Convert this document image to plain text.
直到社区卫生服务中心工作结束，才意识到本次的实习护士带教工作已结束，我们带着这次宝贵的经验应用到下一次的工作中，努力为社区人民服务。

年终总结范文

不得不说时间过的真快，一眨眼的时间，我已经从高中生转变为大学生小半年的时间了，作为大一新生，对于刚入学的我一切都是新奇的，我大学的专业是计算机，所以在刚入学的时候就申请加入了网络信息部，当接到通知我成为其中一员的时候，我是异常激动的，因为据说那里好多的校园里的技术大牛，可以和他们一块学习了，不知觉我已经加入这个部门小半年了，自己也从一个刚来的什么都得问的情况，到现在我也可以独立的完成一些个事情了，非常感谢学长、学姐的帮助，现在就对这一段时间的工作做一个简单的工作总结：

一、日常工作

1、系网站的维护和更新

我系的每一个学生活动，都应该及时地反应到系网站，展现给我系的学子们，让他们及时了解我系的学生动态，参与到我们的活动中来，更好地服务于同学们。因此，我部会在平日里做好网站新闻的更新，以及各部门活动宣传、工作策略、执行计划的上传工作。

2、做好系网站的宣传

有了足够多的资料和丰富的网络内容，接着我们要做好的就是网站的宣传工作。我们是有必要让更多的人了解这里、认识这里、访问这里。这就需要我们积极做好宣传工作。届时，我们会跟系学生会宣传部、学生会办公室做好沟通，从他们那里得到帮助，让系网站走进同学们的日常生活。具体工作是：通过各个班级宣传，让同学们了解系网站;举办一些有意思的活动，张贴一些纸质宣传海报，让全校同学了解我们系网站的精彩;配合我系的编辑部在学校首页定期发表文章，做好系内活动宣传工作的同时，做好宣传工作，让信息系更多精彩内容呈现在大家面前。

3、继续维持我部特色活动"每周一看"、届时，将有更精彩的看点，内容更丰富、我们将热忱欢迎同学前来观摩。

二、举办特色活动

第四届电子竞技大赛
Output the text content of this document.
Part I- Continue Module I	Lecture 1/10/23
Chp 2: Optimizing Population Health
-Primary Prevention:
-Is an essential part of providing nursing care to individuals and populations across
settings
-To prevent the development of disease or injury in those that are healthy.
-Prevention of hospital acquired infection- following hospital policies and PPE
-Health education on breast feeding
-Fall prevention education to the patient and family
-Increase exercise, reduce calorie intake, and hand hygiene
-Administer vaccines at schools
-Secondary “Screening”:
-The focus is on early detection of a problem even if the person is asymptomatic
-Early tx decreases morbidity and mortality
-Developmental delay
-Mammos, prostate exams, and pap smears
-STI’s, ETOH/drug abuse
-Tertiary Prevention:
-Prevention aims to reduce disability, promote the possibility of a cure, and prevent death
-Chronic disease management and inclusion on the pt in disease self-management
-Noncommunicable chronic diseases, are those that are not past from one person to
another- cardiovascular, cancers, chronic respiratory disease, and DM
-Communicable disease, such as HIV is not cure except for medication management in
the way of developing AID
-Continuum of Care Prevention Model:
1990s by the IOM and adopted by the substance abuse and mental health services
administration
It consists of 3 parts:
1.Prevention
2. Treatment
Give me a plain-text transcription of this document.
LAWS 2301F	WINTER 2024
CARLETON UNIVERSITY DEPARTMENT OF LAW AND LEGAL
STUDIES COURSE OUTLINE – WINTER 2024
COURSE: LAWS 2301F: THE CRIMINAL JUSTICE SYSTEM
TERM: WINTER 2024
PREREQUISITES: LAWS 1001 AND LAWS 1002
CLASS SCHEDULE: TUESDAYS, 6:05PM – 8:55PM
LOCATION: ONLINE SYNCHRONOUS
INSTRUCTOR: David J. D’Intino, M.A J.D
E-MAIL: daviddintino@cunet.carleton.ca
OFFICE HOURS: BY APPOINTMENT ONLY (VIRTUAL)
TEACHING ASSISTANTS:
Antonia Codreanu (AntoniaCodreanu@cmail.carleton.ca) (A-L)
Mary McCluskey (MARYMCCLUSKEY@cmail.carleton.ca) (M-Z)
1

★ ★ ★ ★ ★

# TASK DESCRIPTION
Pick out all the lines with the word "reduce" in them and copy them.

# CORRECT ANSWER
-Increase exercise, reduce calorie intake, and hand hygiene
-Prevention aims to reduce disability, promote the possibility of a cure, and prevent death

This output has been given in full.